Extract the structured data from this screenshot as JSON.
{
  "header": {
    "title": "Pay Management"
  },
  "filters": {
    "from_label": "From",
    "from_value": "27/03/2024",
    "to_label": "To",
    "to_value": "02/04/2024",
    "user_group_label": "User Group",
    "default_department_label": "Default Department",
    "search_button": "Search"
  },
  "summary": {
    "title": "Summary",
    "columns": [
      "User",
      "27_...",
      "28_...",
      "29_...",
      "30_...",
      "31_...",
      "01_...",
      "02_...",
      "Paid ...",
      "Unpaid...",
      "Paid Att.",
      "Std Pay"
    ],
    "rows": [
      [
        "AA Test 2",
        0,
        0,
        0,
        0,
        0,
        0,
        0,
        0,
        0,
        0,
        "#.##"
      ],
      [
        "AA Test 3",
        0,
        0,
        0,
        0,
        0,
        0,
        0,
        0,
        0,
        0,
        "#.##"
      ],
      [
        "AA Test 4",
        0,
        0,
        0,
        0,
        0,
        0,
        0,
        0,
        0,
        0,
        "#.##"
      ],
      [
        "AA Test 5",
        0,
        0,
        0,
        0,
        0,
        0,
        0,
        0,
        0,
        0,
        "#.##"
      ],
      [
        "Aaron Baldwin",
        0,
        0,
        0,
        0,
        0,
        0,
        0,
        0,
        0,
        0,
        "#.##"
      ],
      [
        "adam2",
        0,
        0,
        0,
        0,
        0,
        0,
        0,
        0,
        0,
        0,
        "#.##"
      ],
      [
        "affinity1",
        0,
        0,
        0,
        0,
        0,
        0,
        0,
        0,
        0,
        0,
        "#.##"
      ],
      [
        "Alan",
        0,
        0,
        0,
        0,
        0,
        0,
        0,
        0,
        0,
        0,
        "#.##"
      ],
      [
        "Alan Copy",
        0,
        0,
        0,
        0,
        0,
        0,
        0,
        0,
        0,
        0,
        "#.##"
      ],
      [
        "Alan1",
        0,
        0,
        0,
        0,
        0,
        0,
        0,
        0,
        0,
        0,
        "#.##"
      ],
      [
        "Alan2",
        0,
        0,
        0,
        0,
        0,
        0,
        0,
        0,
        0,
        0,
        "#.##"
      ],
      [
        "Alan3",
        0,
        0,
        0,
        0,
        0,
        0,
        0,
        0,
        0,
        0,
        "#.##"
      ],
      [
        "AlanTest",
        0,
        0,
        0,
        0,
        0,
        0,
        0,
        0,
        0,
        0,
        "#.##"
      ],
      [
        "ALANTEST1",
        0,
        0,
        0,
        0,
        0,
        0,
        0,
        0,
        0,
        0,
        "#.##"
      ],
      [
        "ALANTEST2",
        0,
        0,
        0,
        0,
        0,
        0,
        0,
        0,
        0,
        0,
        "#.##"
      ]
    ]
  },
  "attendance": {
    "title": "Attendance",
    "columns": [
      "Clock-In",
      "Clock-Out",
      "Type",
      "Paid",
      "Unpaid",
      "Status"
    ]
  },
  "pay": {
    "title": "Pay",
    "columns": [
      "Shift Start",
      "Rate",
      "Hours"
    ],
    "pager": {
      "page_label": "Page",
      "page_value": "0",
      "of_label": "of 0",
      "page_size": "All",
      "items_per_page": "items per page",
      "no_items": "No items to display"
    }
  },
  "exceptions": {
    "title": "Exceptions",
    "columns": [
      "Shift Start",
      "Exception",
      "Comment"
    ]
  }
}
----------
Return the full listing, character for character.

**Exercise solution:**
Extract the structured data from this screenshot as JSON.
{
  "header": {
    "title": "Pay Management"
  },
  "filters": {
    "from_label": "From",
    "from_value": "27/03/2024",
    "to_label": "To",
    "to_value": "02/04/2024",
    "user_group_label": "User Group",
    "default_department_label": "Default Department",
    "search_button": "Search"
  },
  "summary": {
    "title": "Summary",
    "columns": [
      "User",
      "27_...",
      "28_...",
      "29_...",
      "30_...",
      "31_...",
      "01_...",
      "02_...",
      "Paid ...",
      "Unpaid...",
      "Paid Att.",
      "Std Pay"
    ],
    "rows": [
      [
        "AA Test 2",
        0,
        0,
        0,
        0,
        0,
        0,
        0,
        0,
        0,
        0,
        "#.##"
      ],
      [
        "AA Test 3",
        0,
        0,
        0,
        0,
        0,
        0,
        0,
        0,
        0,
        0,
        "#.##"
      ],
      [
        "AA Test 4",
        0,
        0,
        0,
        0,
        0,
        0,
        0,
        0,
        0,
        0,
        "#.##"
      ],
      [
        "AA Test 5",
        0,
        0,
        0,
        0,
        0,
        0,
        0,
        0,
        0,
        0,
        "#.##"
      ],
      [
        "Aaron Baldwin",
        0,
        0,
        0,
        0,
        0,
        0,
        0,
        0,
        0,
        0,
        "#.##"
      ],
      [
        "adam2",
        0,
        0,
        0,
        0,
        0,
        0,
        0,
        0,
        0,
        0,
        "#.##"
      ],
      [
        "affinity1",
        0,
        0,
        0,
        0,
        0,
        0,
        0,
        0,
        0,
        0,
        "#.##"
      ],
      [
        "Alan",
        0,
        0,
        0,
        0,
        0,
        0,
        0,
        0,
        0,
        0,
        "#.##"
      ],
      [
        "Alan Copy",
        0,
        0,
        0,
        0,
        0,
        0,
        0,
        0,
        0,
        0,
        "#.##"
      ],
      [
        "Alan1",
        0,
        0,
        0,
        0,
        0,
        0,
        0,
        0,
        0,
        0,
        "#.##"
      ],
      [
        "Alan2",
        0,
        0,
        0,
        0,
        0,
        0,
        0,
        0,
        0,
        0,
        "#.##"
      ],
      [
        "Alan3",
        0,
        0,
        0,
        0,
        0,
        0,
        0,
        0,
        0,
        0,
        "#.##"
      ],
      [
        "AlanTest",
        0,
        0,
        0,
        0,
        0,
        0,
        0,
        0,
        0,
        0,
        "#.##"
      ],
      [
        "ALANTEST1",
        0,
        0,
        0,
        0,
        0,
        0,
        0,
        0,
        0,
        0,
        "#.##"
      ],
      [
        "ALANTEST2",
        0,
        0,
        0,
        0,
        0,
        0,
        0,
        0,
        0,
        0,
        "#.##"
      ]
    ]
  },
  "attendance": {
    "title": "Attendance",
    "columns": [
      "Clock-In",
      "Clock-Out",
      "Type",
      "Paid",
      "Unpaid",
      "Status"
    ]
  },
  "pay": {
    "title": "Pay",
    "columns": [
      "Shift Start",
      "Rate",
      "Hours"
    ],
    "pager": {
      "page_label": "Page",
      "page_value": "0",
      "of_label": "of 0",
      "page_size": "All",
      "items_per_page": "items per page",
      "no_items": "No items to display"
    }
  },
  "exceptions": {
    "title": "Exceptions",
    "columns": [
      "Shift Start",
      "Exception",
      "Comment"
    ]
  }
}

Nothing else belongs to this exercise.